Will you write out the data exactly, excluding every picture?

>> BEGIN Input for this task

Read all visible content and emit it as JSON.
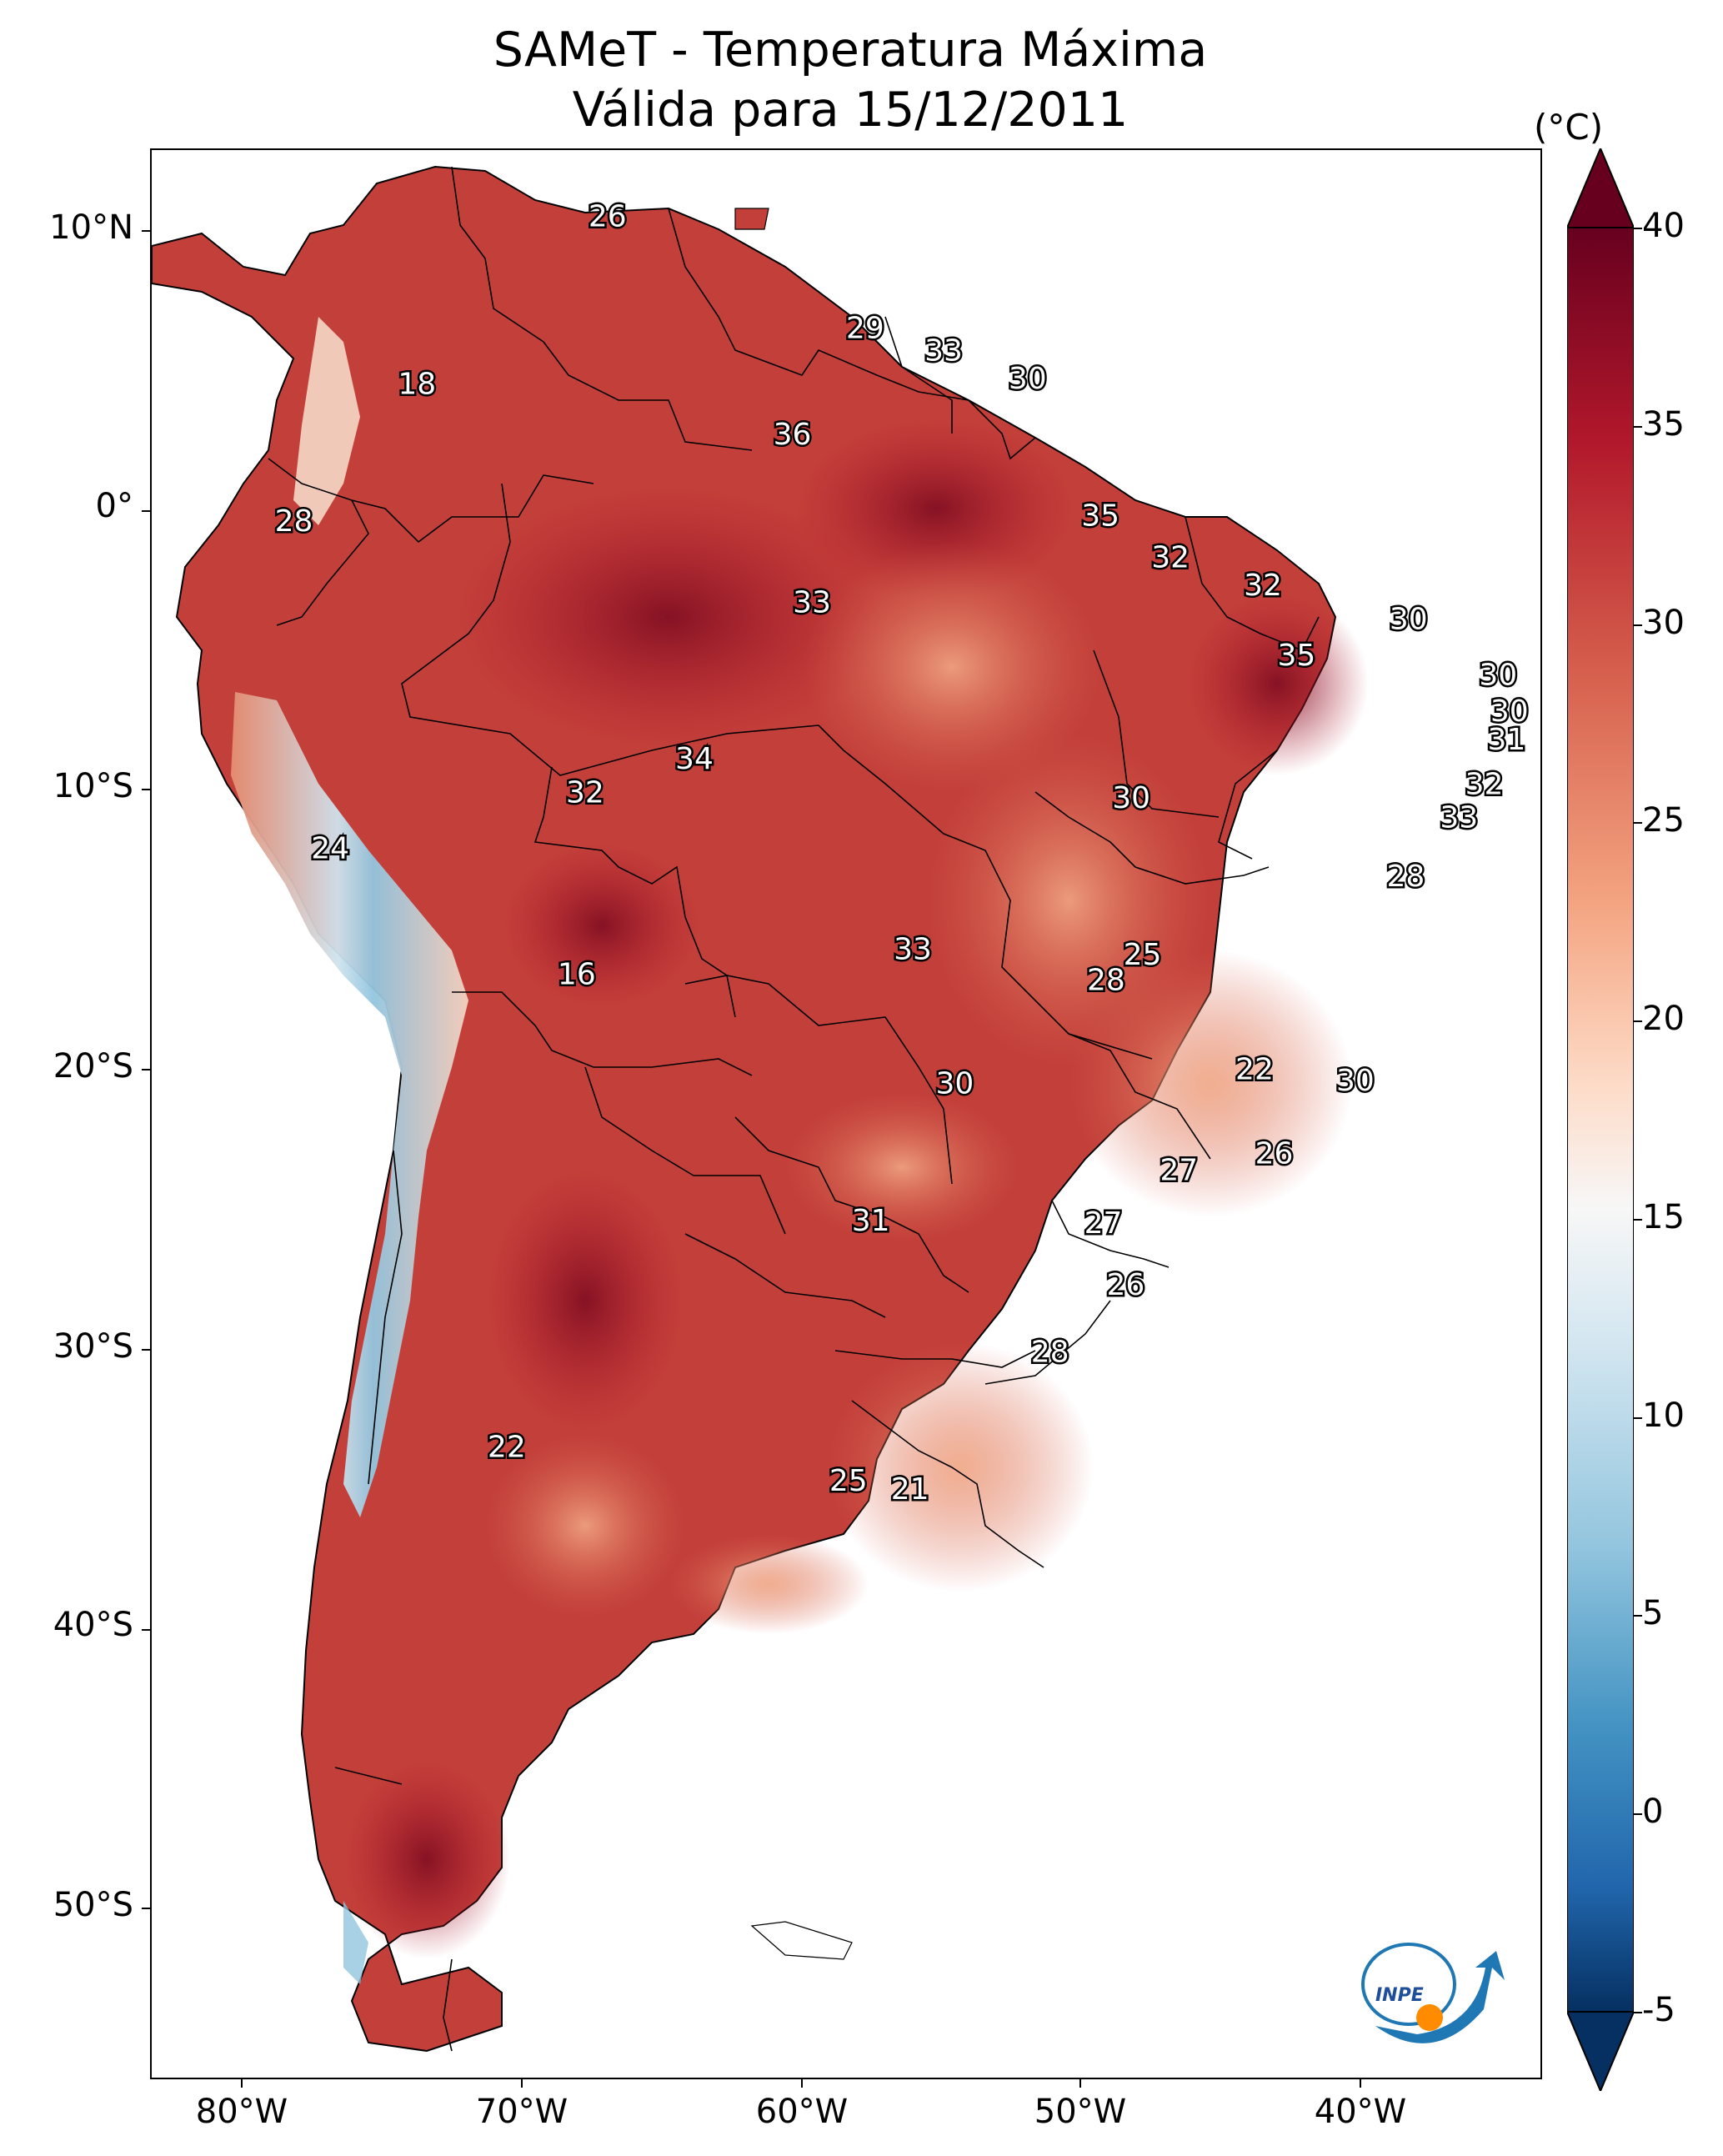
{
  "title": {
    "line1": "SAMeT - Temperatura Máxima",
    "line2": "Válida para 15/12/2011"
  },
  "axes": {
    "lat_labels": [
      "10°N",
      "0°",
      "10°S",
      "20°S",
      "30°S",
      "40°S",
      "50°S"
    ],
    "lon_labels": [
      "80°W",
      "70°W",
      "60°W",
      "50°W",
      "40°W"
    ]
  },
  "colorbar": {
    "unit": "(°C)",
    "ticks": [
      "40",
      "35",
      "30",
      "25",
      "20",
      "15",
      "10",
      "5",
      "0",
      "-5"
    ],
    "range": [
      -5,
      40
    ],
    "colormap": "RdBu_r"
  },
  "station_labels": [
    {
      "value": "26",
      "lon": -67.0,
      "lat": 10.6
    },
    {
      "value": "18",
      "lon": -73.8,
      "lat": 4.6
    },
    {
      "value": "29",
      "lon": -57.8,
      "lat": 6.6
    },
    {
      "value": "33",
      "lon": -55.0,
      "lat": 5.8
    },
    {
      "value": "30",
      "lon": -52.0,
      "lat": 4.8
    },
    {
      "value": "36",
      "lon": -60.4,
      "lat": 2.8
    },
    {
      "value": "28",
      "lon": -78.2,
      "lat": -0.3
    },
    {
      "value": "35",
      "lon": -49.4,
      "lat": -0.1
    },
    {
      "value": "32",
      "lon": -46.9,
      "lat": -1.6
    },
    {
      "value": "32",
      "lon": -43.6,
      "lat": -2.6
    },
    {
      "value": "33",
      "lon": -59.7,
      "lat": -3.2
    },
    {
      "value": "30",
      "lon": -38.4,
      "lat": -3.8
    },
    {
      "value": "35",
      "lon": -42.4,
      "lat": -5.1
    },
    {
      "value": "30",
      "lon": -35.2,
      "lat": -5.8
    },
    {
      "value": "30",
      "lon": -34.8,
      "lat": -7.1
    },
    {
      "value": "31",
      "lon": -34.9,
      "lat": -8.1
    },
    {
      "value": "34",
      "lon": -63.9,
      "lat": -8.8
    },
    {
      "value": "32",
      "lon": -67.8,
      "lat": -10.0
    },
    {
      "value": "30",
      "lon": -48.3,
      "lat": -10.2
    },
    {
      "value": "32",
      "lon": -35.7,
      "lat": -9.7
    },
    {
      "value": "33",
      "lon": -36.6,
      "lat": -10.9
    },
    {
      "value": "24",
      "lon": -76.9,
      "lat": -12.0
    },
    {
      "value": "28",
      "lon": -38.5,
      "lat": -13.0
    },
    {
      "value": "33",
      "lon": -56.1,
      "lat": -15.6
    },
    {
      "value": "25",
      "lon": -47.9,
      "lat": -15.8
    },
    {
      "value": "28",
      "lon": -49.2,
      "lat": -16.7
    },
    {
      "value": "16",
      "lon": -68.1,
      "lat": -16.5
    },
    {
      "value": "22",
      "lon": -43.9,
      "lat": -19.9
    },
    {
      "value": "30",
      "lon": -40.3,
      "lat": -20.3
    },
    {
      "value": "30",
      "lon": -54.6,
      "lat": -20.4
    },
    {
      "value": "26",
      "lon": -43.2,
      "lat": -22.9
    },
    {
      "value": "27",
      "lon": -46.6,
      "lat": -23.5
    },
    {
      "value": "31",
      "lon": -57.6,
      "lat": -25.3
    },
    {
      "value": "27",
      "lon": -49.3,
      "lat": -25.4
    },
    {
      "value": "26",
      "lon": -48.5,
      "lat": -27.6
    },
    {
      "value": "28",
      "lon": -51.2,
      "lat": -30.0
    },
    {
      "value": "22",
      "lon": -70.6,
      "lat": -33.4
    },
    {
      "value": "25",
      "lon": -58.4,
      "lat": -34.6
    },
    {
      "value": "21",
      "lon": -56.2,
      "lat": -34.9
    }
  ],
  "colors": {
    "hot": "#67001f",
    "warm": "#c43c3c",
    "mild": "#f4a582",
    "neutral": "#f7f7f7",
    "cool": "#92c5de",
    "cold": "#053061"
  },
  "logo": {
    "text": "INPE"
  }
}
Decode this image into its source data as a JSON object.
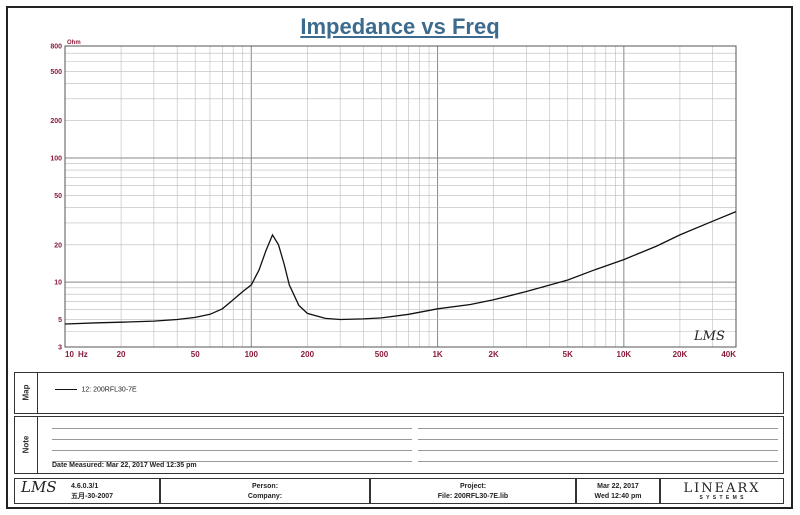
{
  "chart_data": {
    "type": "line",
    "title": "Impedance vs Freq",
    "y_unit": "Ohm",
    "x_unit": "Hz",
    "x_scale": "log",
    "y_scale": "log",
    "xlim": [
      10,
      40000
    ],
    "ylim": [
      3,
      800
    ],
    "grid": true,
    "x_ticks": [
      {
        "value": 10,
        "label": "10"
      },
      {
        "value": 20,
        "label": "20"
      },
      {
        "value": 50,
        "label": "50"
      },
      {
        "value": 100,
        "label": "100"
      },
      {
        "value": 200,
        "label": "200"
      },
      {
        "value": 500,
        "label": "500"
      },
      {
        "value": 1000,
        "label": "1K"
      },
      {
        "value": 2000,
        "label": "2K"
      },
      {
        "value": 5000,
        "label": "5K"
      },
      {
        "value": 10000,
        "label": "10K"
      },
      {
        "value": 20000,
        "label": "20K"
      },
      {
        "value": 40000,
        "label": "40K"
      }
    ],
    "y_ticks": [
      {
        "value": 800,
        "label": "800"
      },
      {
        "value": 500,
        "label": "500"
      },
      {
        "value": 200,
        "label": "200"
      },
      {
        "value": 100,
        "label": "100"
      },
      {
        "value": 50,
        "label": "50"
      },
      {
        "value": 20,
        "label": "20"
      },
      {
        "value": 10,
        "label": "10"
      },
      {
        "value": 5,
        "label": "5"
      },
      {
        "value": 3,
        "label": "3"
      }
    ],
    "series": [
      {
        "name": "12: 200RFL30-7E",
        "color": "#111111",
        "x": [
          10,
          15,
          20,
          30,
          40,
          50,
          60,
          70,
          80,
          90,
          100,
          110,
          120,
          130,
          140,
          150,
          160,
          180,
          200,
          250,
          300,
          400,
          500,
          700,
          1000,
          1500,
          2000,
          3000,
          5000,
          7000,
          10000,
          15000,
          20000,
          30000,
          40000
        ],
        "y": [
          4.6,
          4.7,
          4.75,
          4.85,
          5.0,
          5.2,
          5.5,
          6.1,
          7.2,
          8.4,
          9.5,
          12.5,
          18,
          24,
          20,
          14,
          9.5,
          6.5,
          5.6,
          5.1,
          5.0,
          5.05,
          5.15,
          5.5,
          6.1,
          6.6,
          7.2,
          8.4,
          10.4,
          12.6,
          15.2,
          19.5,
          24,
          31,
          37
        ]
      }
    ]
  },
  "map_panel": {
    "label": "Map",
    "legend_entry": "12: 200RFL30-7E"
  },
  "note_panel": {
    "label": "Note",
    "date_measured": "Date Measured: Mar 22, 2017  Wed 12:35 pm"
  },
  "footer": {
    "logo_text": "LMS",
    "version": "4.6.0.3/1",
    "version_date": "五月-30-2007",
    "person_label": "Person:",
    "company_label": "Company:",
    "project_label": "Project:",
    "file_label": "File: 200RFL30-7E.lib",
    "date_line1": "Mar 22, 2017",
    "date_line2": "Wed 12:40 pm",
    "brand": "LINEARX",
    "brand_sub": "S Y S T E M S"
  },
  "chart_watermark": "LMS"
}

>> END Input for this task

*The response:*
Read all visible content and emit it as JSON.
{
  "title": {
    "line1": "SAMeT - Temperatura Máxima",
    "line2": "Válida para 15/12/2011"
  },
  "axes": {
    "lat_labels": [
      "10°N",
      "0°",
      "10°S",
      "20°S",
      "30°S",
      "40°S",
      "50°S"
    ],
    "lon_labels": [
      "80°W",
      "70°W",
      "60°W",
      "50°W",
      "40°W"
    ]
  },
  "colorbar": {
    "unit": "(°C)",
    "ticks": [
      "40",
      "35",
      "30",
      "25",
      "20",
      "15",
      "10",
      "5",
      "0",
      "-5"
    ],
    "range": [
      -5,
      40
    ],
    "colormap": "RdBu_r"
  },
  "station_labels": [
    {
      "value": "26",
      "lon": -67.0,
      "lat": 10.6
    },
    {
      "value": "18",
      "lon": -73.8,
      "lat": 4.6
    },
    {
      "value": "29",
      "lon": -57.8,
      "lat": 6.6
    },
    {
      "value": "33",
      "lon": -55.0,
      "lat": 5.8
    },
    {
      "value": "30",
      "lon": -52.0,
      "lat": 4.8
    },
    {
      "value": "36",
      "lon": -60.4,
      "lat": 2.8
    },
    {
      "value": "28",
      "lon": -78.2,
      "lat": -0.3
    },
    {
      "value": "35",
      "lon": -49.4,
      "lat": -0.1
    },
    {
      "value": "32",
      "lon": -46.9,
      "lat": -1.6
    },
    {
      "value": "32",
      "lon": -43.6,
      "lat": -2.6
    },
    {
      "value": "33",
      "lon": -59.7,
      "lat": -3.2
    },
    {
      "value": "30",
      "lon": -38.4,
      "lat": -3.8
    },
    {
      "value": "35",
      "lon": -42.4,
      "lat": -5.1
    },
    {
      "value": "30",
      "lon": -35.2,
      "lat": -5.8
    },
    {
      "value": "30",
      "lon": -34.8,
      "lat": -7.1
    },
    {
      "value": "31",
      "lon": -34.9,
      "lat": -8.1
    },
    {
      "value": "34",
      "lon": -63.9,
      "lat": -8.8
    },
    {
      "value": "32",
      "lon": -67.8,
      "lat": -10.0
    },
    {
      "value": "30",
      "lon": -48.3,
      "lat": -10.2
    },
    {
      "value": "32",
      "lon": -35.7,
      "lat": -9.7
    },
    {
      "value": "33",
      "lon": -36.6,
      "lat": -10.9
    },
    {
      "value": "24",
      "lon": -76.9,
      "lat": -12.0
    },
    {
      "value": "28",
      "lon": -38.5,
      "lat": -13.0
    },
    {
      "value": "33",
      "lon": -56.1,
      "lat": -15.6
    },
    {
      "value": "25",
      "lon": -47.9,
      "lat": -15.8
    },
    {
      "value": "28",
      "lon": -49.2,
      "lat": -16.7
    },
    {
      "value": "16",
      "lon": -68.1,
      "lat": -16.5
    },
    {
      "value": "22",
      "lon": -43.9,
      "lat": -19.9
    },
    {
      "value": "30",
      "lon": -40.3,
      "lat": -20.3
    },
    {
      "value": "30",
      "lon": -54.6,
      "lat": -20.4
    },
    {
      "value": "26",
      "lon": -43.2,
      "lat": -22.9
    },
    {
      "value": "27",
      "lon": -46.6,
      "lat": -23.5
    },
    {
      "value": "31",
      "lon": -57.6,
      "lat": -25.3
    },
    {
      "value": "27",
      "lon": -49.3,
      "lat": -25.4
    },
    {
      "value": "26",
      "lon": -48.5,
      "lat": -27.6
    },
    {
      "value": "28",
      "lon": -51.2,
      "lat": -30.0
    },
    {
      "value": "22",
      "lon": -70.6,
      "lat": -33.4
    },
    {
      "value": "25",
      "lon": -58.4,
      "lat": -34.6
    },
    {
      "value": "21",
      "lon": -56.2,
      "lat": -34.9
    }
  ],
  "colors": {
    "hot": "#67001f",
    "warm": "#c43c3c",
    "mild": "#f4a582",
    "neutral": "#f7f7f7",
    "cool": "#92c5de",
    "cold": "#053061"
  },
  "logo": {
    "text": "INPE"
  }
}
Decode this image into its source data as a JSON object.
{
  "chart_data": {
    "type": "line",
    "title": "Impedance vs Freq",
    "y_unit": "Ohm",
    "x_unit": "Hz",
    "x_scale": "log",
    "y_scale": "log",
    "xlim": [
      10,
      40000
    ],
    "ylim": [
      3,
      800
    ],
    "grid": true,
    "x_ticks": [
      {
        "value": 10,
        "label": "10"
      },
      {
        "value": 20,
        "label": "20"
      },
      {
        "value": 50,
        "label": "50"
      },
      {
        "value": 100,
        "label": "100"
      },
      {
        "value": 200,
        "label": "200"
      },
      {
        "value": 500,
        "label": "500"
      },
      {
        "value": 1000,
        "label": "1K"
      },
      {
        "value": 2000,
        "label": "2K"
      },
      {
        "value": 5000,
        "label": "5K"
      },
      {
        "value": 10000,
        "label": "10K"
      },
      {
        "value": 20000,
        "label": "20K"
      },
      {
        "value": 40000,
        "label": "40K"
      }
    ],
    "y_ticks": [
      {
        "value": 800,
        "label": "800"
      },
      {
        "value": 500,
        "label": "500"
      },
      {
        "value": 200,
        "label": "200"
      },
      {
        "value": 100,
        "label": "100"
      },
      {
        "value": 50,
        "label": "50"
      },
      {
        "value": 20,
        "label": "20"
      },
      {
        "value": 10,
        "label": "10"
      },
      {
        "value": 5,
        "label": "5"
      },
      {
        "value": 3,
        "label": "3"
      }
    ],
    "series": [
      {
        "name": "12: 200RFL30-7E",
        "color": "#111111",
        "x": [
          10,
          15,
          20,
          30,
          40,
          50,
          60,
          70,
          80,
          90,
          100,
          110,
          120,
          130,
          140,
          150,
          160,
          180,
          200,
          250,
          300,
          400,
          500,
          700,
          1000,
          1500,
          2000,
          3000,
          5000,
          7000,
          10000,
          15000,
          20000,
          30000,
          40000
        ],
        "y": [
          4.6,
          4.7,
          4.75,
          4.85,
          5.0,
          5.2,
          5.5,
          6.1,
          7.2,
          8.4,
          9.5,
          12.5,
          18,
          24,
          20,
          14,
          9.5,
          6.5,
          5.6,
          5.1,
          5.0,
          5.05,
          5.15,
          5.5,
          6.1,
          6.6,
          7.2,
          8.4,
          10.4,
          12.6,
          15.2,
          19.5,
          24,
          31,
          37
        ]
      }
    ]
  },
  "map_panel": {
    "label": "Map",
    "legend_entry": "12: 200RFL30-7E"
  },
  "note_panel": {
    "label": "Note",
    "date_measured": "Date Measured: Mar 22, 2017  Wed 12:35 pm"
  },
  "footer": {
    "logo_text": "LMS",
    "version": "4.6.0.3/1",
    "version_date": "五月-30-2007",
    "person_label": "Person:",
    "company_label": "Company:",
    "project_label": "Project:",
    "file_label": "File: 200RFL30-7E.lib",
    "date_line1": "Mar 22, 2017",
    "date_line2": "Wed 12:40 pm",
    "brand": "LINEARX",
    "brand_sub": "S Y S T E M S"
  },
  "chart_watermark": "LMS"
}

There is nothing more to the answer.